### GIVEN PROBLEM
Count the lines in the records below that contain the word "text", and give only that number.

[Stored data entries]
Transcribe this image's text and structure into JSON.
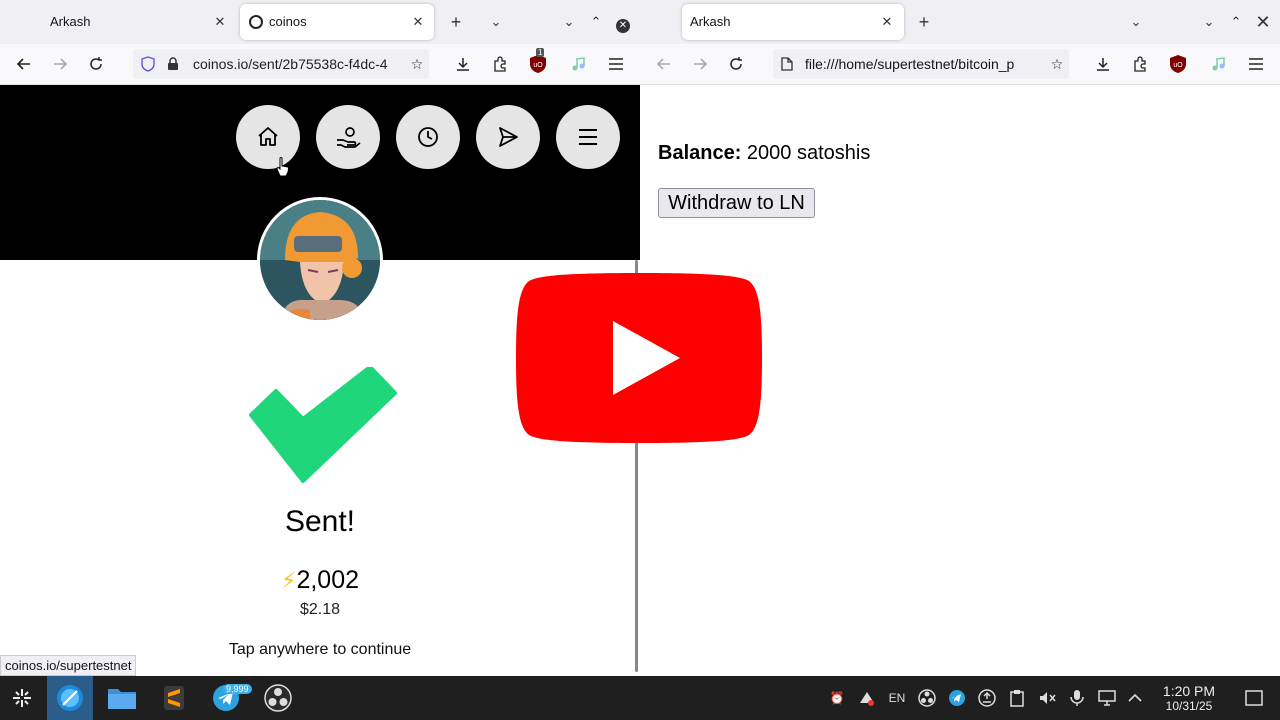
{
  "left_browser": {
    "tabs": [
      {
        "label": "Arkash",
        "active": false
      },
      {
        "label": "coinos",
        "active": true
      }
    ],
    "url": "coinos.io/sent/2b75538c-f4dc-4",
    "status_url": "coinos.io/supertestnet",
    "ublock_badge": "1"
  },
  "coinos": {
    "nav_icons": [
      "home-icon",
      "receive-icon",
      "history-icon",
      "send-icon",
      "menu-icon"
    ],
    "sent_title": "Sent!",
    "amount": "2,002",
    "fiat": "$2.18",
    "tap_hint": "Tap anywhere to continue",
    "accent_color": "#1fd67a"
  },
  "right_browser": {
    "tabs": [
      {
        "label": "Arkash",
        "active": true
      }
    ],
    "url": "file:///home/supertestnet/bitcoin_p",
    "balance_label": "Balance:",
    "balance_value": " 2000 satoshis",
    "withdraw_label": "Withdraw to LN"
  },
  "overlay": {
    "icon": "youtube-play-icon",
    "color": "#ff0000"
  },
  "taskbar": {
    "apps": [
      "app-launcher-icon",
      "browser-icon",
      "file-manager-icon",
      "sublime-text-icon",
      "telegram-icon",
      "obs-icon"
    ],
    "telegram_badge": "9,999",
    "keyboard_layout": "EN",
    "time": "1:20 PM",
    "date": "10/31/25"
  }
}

--

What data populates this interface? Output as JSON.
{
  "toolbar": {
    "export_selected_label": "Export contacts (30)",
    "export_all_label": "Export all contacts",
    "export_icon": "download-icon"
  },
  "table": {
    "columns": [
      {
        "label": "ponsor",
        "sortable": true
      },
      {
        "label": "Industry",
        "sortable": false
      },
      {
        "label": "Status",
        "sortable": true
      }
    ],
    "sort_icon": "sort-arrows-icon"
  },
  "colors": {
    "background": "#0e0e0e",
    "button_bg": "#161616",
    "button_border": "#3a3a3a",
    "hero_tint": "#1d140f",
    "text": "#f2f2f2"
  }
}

### RESULT
3